** begin Entries shown **

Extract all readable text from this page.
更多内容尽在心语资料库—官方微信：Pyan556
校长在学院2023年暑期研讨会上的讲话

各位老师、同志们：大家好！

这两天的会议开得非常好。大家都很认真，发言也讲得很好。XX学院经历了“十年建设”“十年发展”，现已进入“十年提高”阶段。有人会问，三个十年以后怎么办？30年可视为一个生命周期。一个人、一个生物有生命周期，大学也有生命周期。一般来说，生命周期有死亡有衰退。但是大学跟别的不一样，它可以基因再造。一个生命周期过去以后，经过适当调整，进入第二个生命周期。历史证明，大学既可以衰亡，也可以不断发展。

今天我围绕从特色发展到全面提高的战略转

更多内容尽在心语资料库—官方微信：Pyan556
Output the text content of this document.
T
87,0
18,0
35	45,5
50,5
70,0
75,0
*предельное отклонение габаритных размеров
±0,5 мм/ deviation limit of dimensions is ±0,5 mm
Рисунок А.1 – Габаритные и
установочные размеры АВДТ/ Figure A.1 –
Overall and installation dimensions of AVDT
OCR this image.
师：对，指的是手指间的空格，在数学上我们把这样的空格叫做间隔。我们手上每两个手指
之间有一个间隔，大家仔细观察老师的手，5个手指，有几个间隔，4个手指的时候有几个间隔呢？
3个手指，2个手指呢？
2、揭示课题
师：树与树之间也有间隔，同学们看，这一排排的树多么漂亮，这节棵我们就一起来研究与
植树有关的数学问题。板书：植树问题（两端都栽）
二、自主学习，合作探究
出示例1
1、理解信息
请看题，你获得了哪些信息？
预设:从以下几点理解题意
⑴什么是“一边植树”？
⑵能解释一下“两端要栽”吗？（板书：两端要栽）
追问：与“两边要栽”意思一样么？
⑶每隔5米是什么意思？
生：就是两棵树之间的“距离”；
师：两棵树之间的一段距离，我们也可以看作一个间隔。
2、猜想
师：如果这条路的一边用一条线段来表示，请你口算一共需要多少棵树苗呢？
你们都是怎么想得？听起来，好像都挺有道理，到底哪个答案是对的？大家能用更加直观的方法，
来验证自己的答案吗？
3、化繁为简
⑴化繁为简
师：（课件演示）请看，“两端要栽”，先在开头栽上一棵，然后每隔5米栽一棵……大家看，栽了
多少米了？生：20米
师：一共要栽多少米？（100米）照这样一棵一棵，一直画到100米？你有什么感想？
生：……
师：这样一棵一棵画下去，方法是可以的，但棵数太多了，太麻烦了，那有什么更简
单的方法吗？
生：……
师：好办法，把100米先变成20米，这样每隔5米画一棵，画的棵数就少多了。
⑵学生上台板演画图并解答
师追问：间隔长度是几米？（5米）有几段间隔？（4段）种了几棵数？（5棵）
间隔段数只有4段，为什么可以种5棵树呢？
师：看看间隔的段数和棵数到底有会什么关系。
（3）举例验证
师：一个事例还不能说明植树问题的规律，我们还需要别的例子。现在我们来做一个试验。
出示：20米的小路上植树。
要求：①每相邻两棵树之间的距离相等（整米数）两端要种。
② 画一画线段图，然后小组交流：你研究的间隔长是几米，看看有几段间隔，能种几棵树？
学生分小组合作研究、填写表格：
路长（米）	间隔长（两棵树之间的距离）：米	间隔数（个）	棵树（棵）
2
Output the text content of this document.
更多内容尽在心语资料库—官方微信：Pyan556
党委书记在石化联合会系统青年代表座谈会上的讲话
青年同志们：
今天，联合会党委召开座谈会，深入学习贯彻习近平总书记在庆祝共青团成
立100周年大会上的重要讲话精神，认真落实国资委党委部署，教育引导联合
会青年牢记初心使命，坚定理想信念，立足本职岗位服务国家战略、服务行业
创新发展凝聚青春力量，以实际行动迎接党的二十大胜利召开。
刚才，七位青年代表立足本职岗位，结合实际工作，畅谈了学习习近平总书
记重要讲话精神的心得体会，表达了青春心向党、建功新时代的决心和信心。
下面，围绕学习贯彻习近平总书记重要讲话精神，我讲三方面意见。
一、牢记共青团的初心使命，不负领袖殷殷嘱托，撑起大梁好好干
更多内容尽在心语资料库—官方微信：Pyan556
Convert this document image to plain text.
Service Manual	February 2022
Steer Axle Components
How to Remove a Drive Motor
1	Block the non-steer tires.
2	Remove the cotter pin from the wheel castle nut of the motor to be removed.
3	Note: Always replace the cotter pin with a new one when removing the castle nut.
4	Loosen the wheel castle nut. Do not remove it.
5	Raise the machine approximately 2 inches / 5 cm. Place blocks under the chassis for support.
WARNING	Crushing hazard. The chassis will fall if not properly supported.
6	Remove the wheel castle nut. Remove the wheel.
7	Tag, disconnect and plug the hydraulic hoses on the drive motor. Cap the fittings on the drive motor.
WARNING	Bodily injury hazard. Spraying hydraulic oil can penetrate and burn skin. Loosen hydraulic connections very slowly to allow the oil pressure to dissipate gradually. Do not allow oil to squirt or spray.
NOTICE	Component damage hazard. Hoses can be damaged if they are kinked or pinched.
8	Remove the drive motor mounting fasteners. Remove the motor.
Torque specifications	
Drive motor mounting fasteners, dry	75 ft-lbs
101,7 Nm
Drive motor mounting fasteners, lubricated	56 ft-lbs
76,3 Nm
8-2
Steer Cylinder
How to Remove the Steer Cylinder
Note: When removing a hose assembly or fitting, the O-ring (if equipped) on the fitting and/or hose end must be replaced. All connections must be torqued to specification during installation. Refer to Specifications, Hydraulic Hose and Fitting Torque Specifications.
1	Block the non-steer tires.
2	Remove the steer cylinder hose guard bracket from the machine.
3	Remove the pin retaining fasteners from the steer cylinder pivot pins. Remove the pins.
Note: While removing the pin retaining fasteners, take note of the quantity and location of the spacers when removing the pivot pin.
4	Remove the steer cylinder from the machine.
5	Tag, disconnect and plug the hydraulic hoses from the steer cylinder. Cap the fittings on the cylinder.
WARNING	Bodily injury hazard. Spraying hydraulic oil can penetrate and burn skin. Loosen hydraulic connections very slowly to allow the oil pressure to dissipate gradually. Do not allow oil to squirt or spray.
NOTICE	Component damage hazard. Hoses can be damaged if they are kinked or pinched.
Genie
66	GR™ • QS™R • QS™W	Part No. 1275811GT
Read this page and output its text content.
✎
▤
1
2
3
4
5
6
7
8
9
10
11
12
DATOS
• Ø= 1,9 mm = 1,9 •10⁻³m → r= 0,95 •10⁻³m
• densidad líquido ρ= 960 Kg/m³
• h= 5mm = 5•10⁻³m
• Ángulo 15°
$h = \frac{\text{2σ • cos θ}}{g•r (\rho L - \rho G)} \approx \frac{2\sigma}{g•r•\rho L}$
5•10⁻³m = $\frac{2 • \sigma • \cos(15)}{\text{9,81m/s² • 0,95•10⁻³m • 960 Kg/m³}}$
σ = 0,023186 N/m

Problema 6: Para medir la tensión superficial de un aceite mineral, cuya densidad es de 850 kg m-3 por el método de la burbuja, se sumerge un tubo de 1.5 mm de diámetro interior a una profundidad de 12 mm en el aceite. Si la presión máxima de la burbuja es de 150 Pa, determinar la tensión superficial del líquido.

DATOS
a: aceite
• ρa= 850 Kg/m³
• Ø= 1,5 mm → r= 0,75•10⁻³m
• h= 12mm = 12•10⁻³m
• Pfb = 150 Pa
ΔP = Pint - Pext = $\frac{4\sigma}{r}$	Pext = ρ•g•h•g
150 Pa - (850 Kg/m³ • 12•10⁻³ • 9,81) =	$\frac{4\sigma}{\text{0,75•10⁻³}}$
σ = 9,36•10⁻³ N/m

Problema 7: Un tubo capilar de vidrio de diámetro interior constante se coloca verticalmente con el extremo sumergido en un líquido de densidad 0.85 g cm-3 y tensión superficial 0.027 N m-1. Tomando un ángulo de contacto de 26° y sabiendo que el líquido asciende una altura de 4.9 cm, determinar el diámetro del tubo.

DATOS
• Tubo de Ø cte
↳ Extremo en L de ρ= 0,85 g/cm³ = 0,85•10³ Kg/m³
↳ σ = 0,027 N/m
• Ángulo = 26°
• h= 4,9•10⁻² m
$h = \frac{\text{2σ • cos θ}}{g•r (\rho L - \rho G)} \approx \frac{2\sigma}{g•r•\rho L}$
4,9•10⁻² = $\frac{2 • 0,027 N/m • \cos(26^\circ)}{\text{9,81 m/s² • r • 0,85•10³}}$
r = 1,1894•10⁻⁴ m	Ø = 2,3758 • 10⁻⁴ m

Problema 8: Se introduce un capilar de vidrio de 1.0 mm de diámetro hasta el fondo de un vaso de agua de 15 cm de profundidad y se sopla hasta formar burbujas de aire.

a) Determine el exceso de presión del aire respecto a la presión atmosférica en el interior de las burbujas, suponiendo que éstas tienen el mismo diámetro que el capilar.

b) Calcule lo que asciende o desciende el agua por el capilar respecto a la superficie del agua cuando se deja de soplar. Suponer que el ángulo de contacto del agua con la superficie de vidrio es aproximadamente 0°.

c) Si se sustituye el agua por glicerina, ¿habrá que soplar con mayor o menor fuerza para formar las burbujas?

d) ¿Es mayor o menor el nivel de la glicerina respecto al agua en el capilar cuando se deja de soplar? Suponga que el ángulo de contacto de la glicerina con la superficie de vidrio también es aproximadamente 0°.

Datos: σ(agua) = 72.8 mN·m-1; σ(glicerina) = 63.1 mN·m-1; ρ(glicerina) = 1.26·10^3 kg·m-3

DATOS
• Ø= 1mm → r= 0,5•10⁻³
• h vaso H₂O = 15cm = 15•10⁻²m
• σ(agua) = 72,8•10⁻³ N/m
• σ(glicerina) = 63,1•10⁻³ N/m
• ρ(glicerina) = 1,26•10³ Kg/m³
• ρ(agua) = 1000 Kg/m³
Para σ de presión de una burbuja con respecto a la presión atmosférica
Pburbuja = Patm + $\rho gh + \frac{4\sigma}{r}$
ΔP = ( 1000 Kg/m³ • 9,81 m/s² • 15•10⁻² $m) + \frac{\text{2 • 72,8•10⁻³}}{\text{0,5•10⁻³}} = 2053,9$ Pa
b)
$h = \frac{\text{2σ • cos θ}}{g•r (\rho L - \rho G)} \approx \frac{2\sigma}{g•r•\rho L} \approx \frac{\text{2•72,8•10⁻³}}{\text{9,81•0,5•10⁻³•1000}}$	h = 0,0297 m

** end Entries shown **

Written task:
Check every line of the data, and copy the ones that contain "aproximadamente".

Result of this task:
b) Calcule lo que asciende o desciende el agua por el capilar respecto a la superficie del agua cuando se deja de soplar. Suponer que el ángulo de contacto del agua con la superficie de vidrio es aproximadamente 0°.
d) ¿Es mayor o menor el nivel de la glicerina respecto al agua en el capilar cuando se deja de soplar? Suponga que el ángulo de contacto de la glicerina con la superficie de vidrio también es aproximadamente 0°.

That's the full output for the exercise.